**Task brief:** Show all lines holding "Chính".

**Material supplied:**

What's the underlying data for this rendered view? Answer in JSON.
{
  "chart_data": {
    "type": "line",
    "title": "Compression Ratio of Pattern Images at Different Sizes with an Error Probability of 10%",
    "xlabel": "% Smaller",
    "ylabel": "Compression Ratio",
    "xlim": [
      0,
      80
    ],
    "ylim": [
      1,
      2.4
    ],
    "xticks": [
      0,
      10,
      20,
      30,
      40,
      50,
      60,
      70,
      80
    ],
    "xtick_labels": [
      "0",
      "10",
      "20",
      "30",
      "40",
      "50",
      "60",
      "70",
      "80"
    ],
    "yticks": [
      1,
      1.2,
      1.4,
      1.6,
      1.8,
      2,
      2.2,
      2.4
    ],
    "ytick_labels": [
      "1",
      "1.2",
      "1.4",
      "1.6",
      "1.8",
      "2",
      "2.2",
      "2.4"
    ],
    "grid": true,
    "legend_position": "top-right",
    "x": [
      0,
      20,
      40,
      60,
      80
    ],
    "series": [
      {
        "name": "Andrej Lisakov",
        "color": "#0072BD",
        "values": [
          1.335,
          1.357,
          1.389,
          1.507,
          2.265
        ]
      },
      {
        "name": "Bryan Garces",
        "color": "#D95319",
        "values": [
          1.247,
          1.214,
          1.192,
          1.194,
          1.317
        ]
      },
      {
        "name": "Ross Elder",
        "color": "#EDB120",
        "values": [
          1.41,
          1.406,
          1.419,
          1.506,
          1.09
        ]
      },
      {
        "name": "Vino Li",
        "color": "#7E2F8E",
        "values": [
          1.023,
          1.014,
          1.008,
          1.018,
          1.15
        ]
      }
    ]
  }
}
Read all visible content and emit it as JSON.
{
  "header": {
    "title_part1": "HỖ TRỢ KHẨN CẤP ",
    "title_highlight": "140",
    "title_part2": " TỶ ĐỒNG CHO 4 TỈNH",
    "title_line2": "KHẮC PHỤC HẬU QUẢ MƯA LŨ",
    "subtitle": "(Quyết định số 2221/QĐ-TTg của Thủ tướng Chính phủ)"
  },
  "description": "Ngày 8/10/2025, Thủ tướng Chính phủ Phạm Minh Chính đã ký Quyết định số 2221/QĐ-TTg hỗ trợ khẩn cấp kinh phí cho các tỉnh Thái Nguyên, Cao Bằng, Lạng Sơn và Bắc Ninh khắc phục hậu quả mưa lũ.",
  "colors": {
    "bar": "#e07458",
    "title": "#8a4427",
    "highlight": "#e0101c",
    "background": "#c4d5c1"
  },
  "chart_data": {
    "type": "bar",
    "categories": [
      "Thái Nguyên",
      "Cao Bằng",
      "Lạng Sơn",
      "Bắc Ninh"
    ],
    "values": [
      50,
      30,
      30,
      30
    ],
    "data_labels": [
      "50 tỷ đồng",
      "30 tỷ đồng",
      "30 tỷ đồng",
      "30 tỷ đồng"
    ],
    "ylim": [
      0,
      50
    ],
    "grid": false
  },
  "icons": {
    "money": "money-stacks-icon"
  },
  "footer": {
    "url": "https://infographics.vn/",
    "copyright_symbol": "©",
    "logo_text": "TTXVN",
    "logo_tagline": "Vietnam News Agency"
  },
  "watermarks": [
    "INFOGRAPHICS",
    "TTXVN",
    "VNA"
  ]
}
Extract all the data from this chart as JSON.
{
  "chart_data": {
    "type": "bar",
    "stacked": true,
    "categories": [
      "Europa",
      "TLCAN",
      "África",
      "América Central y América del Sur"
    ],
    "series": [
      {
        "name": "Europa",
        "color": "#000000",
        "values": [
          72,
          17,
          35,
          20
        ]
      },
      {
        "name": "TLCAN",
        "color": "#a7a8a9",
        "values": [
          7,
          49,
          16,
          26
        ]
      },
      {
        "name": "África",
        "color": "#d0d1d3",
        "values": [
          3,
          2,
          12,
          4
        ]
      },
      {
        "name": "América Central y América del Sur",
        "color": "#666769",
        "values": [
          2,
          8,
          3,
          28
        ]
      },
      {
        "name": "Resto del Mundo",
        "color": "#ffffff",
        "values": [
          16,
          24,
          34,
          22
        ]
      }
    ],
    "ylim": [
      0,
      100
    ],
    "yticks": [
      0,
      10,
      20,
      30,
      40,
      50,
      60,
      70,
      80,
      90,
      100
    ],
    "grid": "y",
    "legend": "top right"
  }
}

**Reply:**
    "subtitle": "(Quyết định số 2221/QĐ-TTg của Thủ tướng Chính phủ)"
  "description": "Ngày 8/10/2025, Thủ tướng Chính phủ Phạm Minh Chính đã ký Quyết định số 2221/QĐ-TTg hỗ trợ khẩn cấp kinh phí cho các tỉnh Thái Nguyên, Cao Bằng, Lạng Sơn và Bắc Ninh khắc phục hậu quả mưa lũ.",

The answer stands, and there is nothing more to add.